### Problem to solve
Report all lines holding "ERSST".

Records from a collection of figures
○ ○ ○ ○ ○ ○ ○

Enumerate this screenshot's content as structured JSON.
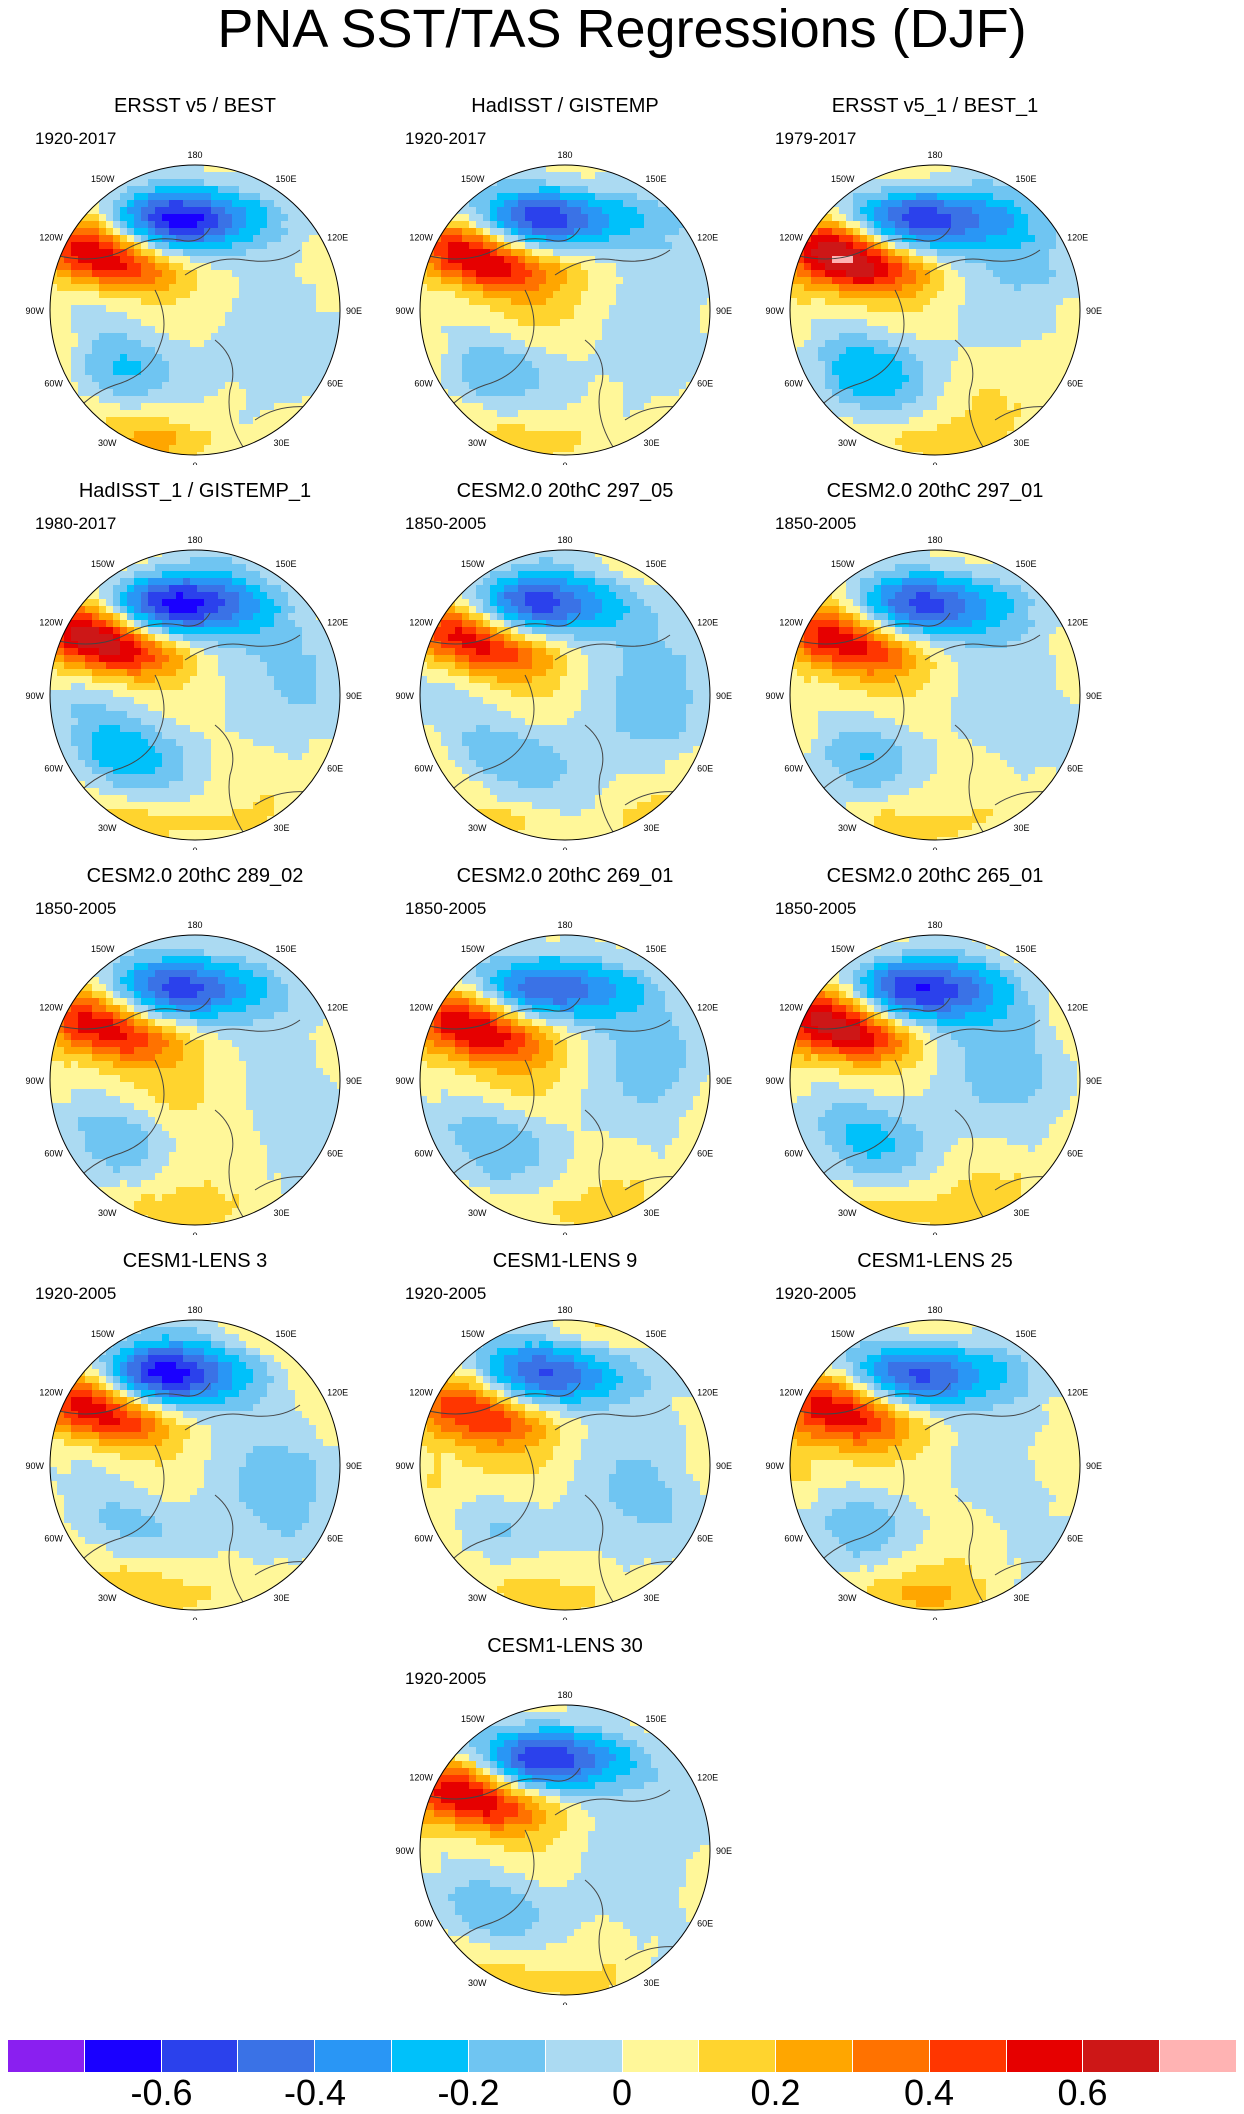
{
  "title": "PNA SST/TAS Regressions (DJF)",
  "panels": [
    {
      "title": "ERSST v5 / BEST",
      "years": "1920-2017",
      "variant": 0,
      "strength": 1.0
    },
    {
      "title": "HadISST / GISTEMP",
      "years": "1920-2017",
      "variant": 1,
      "strength": 1.0
    },
    {
      "title": "ERSST v5_1 / BEST_1",
      "years": "1979-2017",
      "variant": 2,
      "strength": 1.05
    },
    {
      "title": "HadISST_1 / GISTEMP_1",
      "years": "1980-2017",
      "variant": 3,
      "strength": 1.05
    },
    {
      "title": "CESM2.0 20thC 297_05",
      "years": "1850-2005",
      "variant": 4,
      "strength": 0.9
    },
    {
      "title": "CESM2.0 20thC 297_01",
      "years": "1850-2005",
      "variant": 5,
      "strength": 0.85
    },
    {
      "title": "CESM2.0 20thC 289_02",
      "years": "1850-2005",
      "variant": 6,
      "strength": 0.85
    },
    {
      "title": "CESM2.0 20thC 269_01",
      "years": "1850-2005",
      "variant": 7,
      "strength": 0.85
    },
    {
      "title": "CESM2.0 20thC 265_01",
      "years": "1850-2005",
      "variant": 8,
      "strength": 0.95
    },
    {
      "title": "CESM1-LENS 3",
      "years": "1920-2005",
      "variant": 9,
      "strength": 0.95
    },
    {
      "title": "CESM1-LENS 9",
      "years": "1920-2005",
      "variant": 10,
      "strength": 0.8
    },
    {
      "title": "CESM1-LENS 25",
      "years": "1920-2005",
      "variant": 11,
      "strength": 0.85
    },
    {
      "title": "CESM1-LENS 30",
      "years": "1920-2005",
      "variant": 12,
      "strength": 0.95
    }
  ],
  "map_labels": {
    "top": "180",
    "bottom": "0",
    "left": "90W",
    "right": "90E",
    "upper_left": "150W",
    "upper_right": "150E",
    "mid_upper_left": "120W",
    "mid_upper_right": "120E",
    "lower_left": "60W",
    "lower_right": "60E",
    "bottom_left": "30W",
    "bottom_right": "30E"
  },
  "colorbar": {
    "colors": [
      "#8a1ff0",
      "#1a00ff",
      "#2b41ec",
      "#3a72e6",
      "#2996f5",
      "#00c1fa",
      "#6fc5f2",
      "#abdaf2",
      "#fff799",
      "#ffd42e",
      "#ffa600",
      "#ff7200",
      "#ff3600",
      "#e60000",
      "#cd1717",
      "#ffb3b3"
    ],
    "ticks": [
      "-0.6",
      "-0.4",
      "-0.2",
      "0",
      "0.2",
      "0.4",
      "0.6"
    ],
    "tick_values": [
      -0.6,
      -0.4,
      -0.2,
      0,
      0.2,
      0.4,
      0.6
    ],
    "min": -0.8,
    "max": 0.8
  }
}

○ ○ ○ ○ ○ ○ ○

### Result of this exercise
      "title": "ERSST v5 / BEST",
      "title": "ERSST v5_1 / BEST_1",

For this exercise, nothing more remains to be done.